== To be done ==
Give a verbatim copy of the lines below, minus the pictures.
+===+
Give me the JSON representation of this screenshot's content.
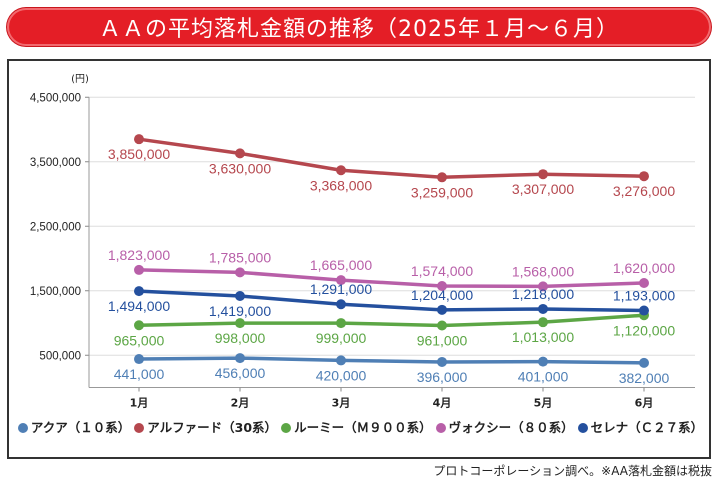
{
  "title": "ＡＡの平均落札金額の推移（2025年１月～６月）",
  "source_note": "プロトコーポレーション調べ。※AA落札金額は税抜",
  "chart_data": {
    "type": "line",
    "title": "ＡＡの平均落札金額の推移（2025年１月～６月）",
    "ylabel": "(円)",
    "xlabel": "",
    "categories": [
      "1月",
      "2月",
      "3月",
      "4月",
      "5月",
      "6月"
    ],
    "ylim": [
      0,
      4500000
    ],
    "yticks": [
      500000,
      1500000,
      2500000,
      3500000,
      4500000
    ],
    "ytick_labels": [
      "500,000",
      "1,500,000",
      "2,500,000",
      "3,500,000",
      "4,500,000"
    ],
    "grid": true,
    "legend_position": "bottom",
    "series": [
      {
        "name": "アクア（１０系）",
        "color": "#4f7fb5",
        "label_pos": "below",
        "values": [
          441000,
          456000,
          420000,
          396000,
          401000,
          382000
        ],
        "labels": [
          "441,000",
          "456,000",
          "420,000",
          "396,000",
          "401,000",
          "382,000"
        ]
      },
      {
        "name": "アルファード（30系）",
        "color": "#b5474e",
        "label_pos": "below",
        "values": [
          3850000,
          3630000,
          3368000,
          3259000,
          3307000,
          3276000
        ],
        "labels": [
          "3,850,000",
          "3,630,000",
          "3,368,000",
          "3,259,000",
          "3,307,000",
          "3,276,000"
        ]
      },
      {
        "name": "ルーミー（Ｍ９００系）",
        "color": "#5ca645",
        "label_pos": "below",
        "values": [
          965000,
          998000,
          999000,
          961000,
          1013000,
          1120000
        ],
        "labels": [
          "965,000",
          "998,000",
          "999,000",
          "961,000",
          "1,013,000",
          "1,120,000"
        ]
      },
      {
        "name": "ヴォクシー（８０系）",
        "color": "#b85fa8",
        "label_pos": "above",
        "values": [
          1823000,
          1785000,
          1665000,
          1574000,
          1568000,
          1620000
        ],
        "labels": [
          "1,823,000",
          "1,785,000",
          "1,665,000",
          "1,574,000",
          "1,568,000",
          "1,620,000"
        ]
      },
      {
        "name": "セレナ（Ｃ２７系）",
        "color": "#24509e",
        "label_pos": "mixed",
        "values": [
          1494000,
          1419000,
          1291000,
          1204000,
          1218000,
          1193000
        ],
        "labels": [
          "1,494,000",
          "1,419,000",
          "1,291,000",
          "1,204,000",
          "1,218,000",
          "1,193,000"
        ]
      }
    ]
  }
}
+===+
== Reply to the task ==
Give me the JSON representation of this screenshot's content.
{
  "title": "ＡＡの平均落札金額の推移（2025年１月～６月）",
  "source_note": "プロトコーポレーション調べ。※AA落札金額は税抜",
  "chart_data": {
    "type": "line",
    "title": "ＡＡの平均落札金額の推移（2025年１月～６月）",
    "ylabel": "(円)",
    "xlabel": "",
    "categories": [
      "1月",
      "2月",
      "3月",
      "4月",
      "5月",
      "6月"
    ],
    "ylim": [
      0,
      4500000
    ],
    "yticks": [
      500000,
      1500000,
      2500000,
      3500000,
      4500000
    ],
    "ytick_labels": [
      "500,000",
      "1,500,000",
      "2,500,000",
      "3,500,000",
      "4,500,000"
    ],
    "grid": true,
    "legend_position": "bottom",
    "series": [
      {
        "name": "アクア（１０系）",
        "color": "#4f7fb5",
        "label_pos": "below",
        "values": [
          441000,
          456000,
          420000,
          396000,
          401000,
          382000
        ],
        "labels": [
          "441,000",
          "456,000",
          "420,000",
          "396,000",
          "401,000",
          "382,000"
        ]
      },
      {
        "name": "アルファード（30系）",
        "color": "#b5474e",
        "label_pos": "below",
        "values": [
          3850000,
          3630000,
          3368000,
          3259000,
          3307000,
          3276000
        ],
        "labels": [
          "3,850,000",
          "3,630,000",
          "3,368,000",
          "3,259,000",
          "3,307,000",
          "3,276,000"
        ]
      },
      {
        "name": "ルーミー（Ｍ９００系）",
        "color": "#5ca645",
        "label_pos": "below",
        "values": [
          965000,
          998000,
          999000,
          961000,
          1013000,
          1120000
        ],
        "labels": [
          "965,000",
          "998,000",
          "999,000",
          "961,000",
          "1,013,000",
          "1,120,000"
        ]
      },
      {
        "name": "ヴォクシー（８０系）",
        "color": "#b85fa8",
        "label_pos": "above",
        "values": [
          1823000,
          1785000,
          1665000,
          1574000,
          1568000,
          1620000
        ],
        "labels": [
          "1,823,000",
          "1,785,000",
          "1,665,000",
          "1,574,000",
          "1,568,000",
          "1,620,000"
        ]
      },
      {
        "name": "セレナ（Ｃ２７系）",
        "color": "#24509e",
        "label_pos": "mixed",
        "values": [
          1494000,
          1419000,
          1291000,
          1204000,
          1218000,
          1193000
        ],
        "labels": [
          "1,494,000",
          "1,419,000",
          "1,291,000",
          "1,204,000",
          "1,218,000",
          "1,193,000"
        ]
      }
    ]
  }
}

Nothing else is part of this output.